[Begin]

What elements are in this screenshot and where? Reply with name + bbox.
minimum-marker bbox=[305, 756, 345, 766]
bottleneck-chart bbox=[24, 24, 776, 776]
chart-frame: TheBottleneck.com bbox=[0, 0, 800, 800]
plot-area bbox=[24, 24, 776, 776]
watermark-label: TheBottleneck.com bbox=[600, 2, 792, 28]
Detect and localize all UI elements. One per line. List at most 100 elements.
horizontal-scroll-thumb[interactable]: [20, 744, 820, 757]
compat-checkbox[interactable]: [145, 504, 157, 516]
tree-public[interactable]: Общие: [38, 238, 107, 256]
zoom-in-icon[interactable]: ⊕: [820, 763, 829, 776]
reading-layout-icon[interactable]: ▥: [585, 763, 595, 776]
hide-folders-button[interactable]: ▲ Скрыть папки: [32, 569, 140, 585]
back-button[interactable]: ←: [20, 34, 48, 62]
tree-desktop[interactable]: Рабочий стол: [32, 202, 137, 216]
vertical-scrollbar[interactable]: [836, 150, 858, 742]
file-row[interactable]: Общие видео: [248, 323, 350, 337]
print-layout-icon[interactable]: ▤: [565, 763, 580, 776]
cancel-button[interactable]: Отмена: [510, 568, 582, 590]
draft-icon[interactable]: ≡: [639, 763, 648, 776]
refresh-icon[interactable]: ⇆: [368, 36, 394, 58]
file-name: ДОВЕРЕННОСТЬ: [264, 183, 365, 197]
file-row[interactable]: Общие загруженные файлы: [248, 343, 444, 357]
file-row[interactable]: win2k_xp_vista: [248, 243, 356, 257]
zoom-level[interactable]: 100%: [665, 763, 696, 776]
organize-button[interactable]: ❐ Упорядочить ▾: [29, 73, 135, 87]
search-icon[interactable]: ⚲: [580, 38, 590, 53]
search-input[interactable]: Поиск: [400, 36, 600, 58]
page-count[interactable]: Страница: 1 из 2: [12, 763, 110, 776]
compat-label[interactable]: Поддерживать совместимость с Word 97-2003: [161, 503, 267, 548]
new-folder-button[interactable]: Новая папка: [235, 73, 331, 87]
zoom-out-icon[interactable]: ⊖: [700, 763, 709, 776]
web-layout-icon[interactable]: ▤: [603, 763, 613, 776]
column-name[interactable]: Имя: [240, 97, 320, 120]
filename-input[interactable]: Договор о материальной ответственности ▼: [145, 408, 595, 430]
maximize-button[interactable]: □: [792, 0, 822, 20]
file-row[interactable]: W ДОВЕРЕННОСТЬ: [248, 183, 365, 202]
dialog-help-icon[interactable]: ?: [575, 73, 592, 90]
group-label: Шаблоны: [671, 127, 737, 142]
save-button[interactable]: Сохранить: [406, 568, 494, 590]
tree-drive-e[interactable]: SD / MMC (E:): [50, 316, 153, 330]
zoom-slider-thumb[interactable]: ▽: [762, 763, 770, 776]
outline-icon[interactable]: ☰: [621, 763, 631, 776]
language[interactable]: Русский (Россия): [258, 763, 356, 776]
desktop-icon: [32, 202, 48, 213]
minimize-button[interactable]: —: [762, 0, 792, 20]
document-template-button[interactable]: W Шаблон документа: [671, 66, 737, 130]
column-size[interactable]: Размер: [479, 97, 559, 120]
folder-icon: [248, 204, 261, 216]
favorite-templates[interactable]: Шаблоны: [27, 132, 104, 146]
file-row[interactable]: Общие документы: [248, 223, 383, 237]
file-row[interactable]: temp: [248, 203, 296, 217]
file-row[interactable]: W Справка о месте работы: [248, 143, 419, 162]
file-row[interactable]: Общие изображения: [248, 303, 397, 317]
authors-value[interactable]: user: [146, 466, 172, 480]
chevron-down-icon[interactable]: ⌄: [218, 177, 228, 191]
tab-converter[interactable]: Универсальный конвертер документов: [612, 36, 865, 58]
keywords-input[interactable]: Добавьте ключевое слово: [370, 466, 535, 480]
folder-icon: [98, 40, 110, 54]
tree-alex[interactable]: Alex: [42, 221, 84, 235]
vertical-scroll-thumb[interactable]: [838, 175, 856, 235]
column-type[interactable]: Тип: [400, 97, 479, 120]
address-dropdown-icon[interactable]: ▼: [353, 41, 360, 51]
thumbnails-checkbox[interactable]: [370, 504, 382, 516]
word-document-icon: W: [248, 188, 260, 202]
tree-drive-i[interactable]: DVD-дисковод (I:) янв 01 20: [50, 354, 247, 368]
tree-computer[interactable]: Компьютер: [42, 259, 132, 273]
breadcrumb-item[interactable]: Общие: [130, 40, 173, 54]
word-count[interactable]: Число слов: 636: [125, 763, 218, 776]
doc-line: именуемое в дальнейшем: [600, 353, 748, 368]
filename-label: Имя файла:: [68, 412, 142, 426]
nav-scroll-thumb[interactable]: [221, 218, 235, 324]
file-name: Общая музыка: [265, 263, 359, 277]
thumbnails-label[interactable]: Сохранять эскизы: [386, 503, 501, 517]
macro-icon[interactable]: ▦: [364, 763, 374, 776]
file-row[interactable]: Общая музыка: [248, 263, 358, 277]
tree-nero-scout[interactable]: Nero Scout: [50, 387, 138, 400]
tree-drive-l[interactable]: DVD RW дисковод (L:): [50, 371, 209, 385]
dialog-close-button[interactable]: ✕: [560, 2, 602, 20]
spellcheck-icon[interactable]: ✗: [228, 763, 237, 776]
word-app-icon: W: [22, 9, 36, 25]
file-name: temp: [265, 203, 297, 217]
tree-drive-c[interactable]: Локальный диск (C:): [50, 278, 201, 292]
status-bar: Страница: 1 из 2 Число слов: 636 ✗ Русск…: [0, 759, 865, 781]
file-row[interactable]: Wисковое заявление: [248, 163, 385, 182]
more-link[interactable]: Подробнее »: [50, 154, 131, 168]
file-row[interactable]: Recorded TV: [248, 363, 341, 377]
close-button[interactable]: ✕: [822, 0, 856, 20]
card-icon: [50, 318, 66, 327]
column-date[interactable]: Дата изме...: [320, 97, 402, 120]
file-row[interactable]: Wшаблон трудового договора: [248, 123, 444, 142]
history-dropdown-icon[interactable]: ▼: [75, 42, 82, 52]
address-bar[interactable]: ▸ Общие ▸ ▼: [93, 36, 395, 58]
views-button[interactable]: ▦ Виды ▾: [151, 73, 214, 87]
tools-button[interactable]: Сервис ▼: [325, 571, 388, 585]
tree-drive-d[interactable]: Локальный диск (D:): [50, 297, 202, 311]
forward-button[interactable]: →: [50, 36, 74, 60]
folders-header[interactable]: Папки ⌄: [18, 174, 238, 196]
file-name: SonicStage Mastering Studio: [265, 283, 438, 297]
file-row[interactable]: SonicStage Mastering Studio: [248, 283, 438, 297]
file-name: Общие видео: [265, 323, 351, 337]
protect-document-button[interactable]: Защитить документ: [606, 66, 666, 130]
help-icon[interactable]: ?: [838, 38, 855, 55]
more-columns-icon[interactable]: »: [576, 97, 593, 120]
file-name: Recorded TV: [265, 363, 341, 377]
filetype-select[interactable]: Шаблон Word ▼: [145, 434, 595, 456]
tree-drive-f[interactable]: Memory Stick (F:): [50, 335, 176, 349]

[End]

### Given problem:
Convert the records into a numbered list, starting with the first line of the records and ending with the line that contains "search-input[interactable]: Поиск: [400, 36, 600, 58]". Include both of those lines and omit any blank lines.

### Answer for this exercise:
1. What elements are in this screenshot and where? Reply with name + bbox.
2. minimum-marker bbox=[305, 756, 345, 766]
3. bottleneck-chart bbox=[24, 24, 776, 776]
4. chart-frame: TheBottleneck.com bbox=[0, 0, 800, 800]
5. plot-area bbox=[24, 24, 776, 776]
6. watermark-label: TheBottleneck.com bbox=[600, 2, 792, 28]
7. Detect and localize all UI elements. One per line. List at most 100 elements.
8. horizontal-scroll-thumb[interactable]: [20, 744, 820, 757]
9. compat-checkbox[interactable]: [145, 504, 157, 516]
10. tree-public[interactable]: Общие: [38, 238, 107, 256]
11. zoom-in-icon[interactable]: ⊕: [820, 763, 829, 776]
12. reading-layout-icon[interactable]: ▥: [585, 763, 595, 776]
13. hide-folders-button[interactable]: ▲ Скрыть папки: [32, 569, 140, 585]
14. back-button[interactable]: ←: [20, 34, 48, 62]
15. tree-desktop[interactable]: Рабочий стол: [32, 202, 137, 216]
16. vertical-scrollbar[interactable]: [836, 150, 858, 742]
17. file-row[interactable]: Общие видео: [248, 323, 350, 337]
18. print-layout-icon[interactable]: ▤: [565, 763, 580, 776]
19. cancel-button[interactable]: Отмена: [510, 568, 582, 590]
20. draft-icon[interactable]: ≡: [639, 763, 648, 776]
21. refresh-icon[interactable]: ⇆: [368, 36, 394, 58]
22. file-name: ДОВЕРЕННОСТЬ: [264, 183, 365, 197]
23. file-row[interactable]: Общие загруженные файлы: [248, 343, 444, 357]
24. file-row[interactable]: win2k_xp_vista: [248, 243, 356, 257]
25. zoom-level[interactable]: 100%: [665, 763, 696, 776]
26. organize-button[interactable]: ❐ Упорядочить ▾: [29, 73, 135, 87]
27. search-icon[interactable]: ⚲: [580, 38, 590, 53]
28. search-input[interactable]: Поиск: [400, 36, 600, 58]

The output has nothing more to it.